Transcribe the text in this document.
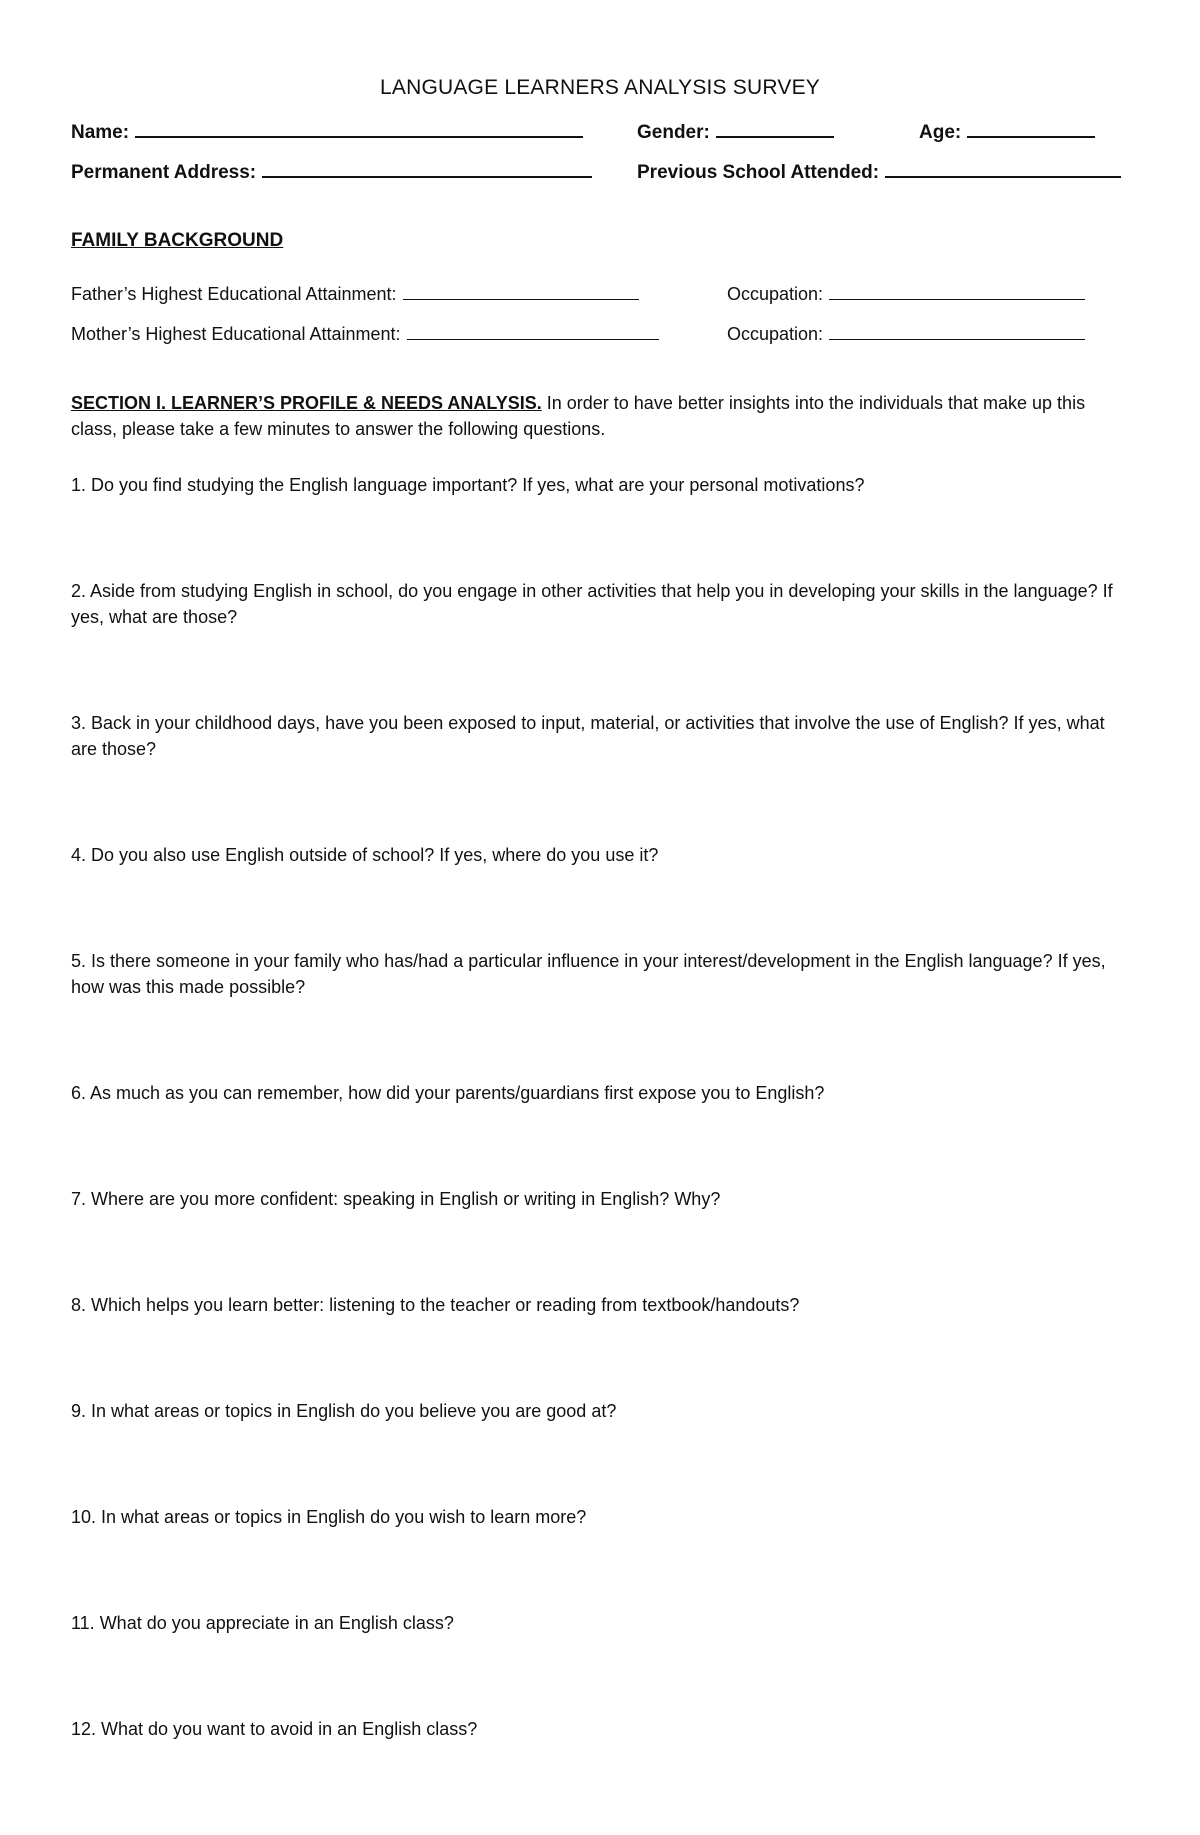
LANGUAGE LEARNERS ANALYSIS SURVEY
Name:	Gender:	Age:
Permanent Address:	Previous School Attended:
FAMILY BACKGROUND
Father’s Highest Educational Attainment:	Occupation:
Mother’s Highest Educational Attainment:	Occupation:
SECTION I. LEARNER’S PROFILE & NEEDS ANALYSIS. In order to have better insights into the individuals that make up this class, please take a few minutes to answer the following questions.
1. Do you find studying the English language important? If yes, what are your personal motivations?
2. Aside from studying English in school, do you engage in other activities that help you in developing your skills in the language? If yes, what are those?
3. Back in your childhood days, have you been exposed to input, material, or activities that involve the use of English? If yes, what are those?
4. Do you also use English outside of school? If yes, where do you use it?
5. Is there someone in your family who has/had a particular influence in your interest/development in the English language? If yes, how was this made possible?
6. As much as you can remember, how did your parents/guardians first expose you to English?
7. Where are you more confident: speaking in English or writing in English? Why?
8. Which helps you learn better: listening to the teacher or reading from textbook/handouts?
9. In what areas or topics in English do you believe you are good at?
10. In what areas or topics in English do you wish to learn more?
11. What do you appreciate in an English class?
12. What do you want to avoid in an English class?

····················

▸ WORK TO DO
From the listing, copy each line containing the word "ANALYSIS".

▸ FINISHED ANSWER
LANGUAGE LEARNERS ANALYSIS SURVEY
SECTION I. LEARNER’S PROFILE & NEEDS ANALYSIS. In order to have better insights into the individuals that make up this class, please take a few minutes to answer the following questions.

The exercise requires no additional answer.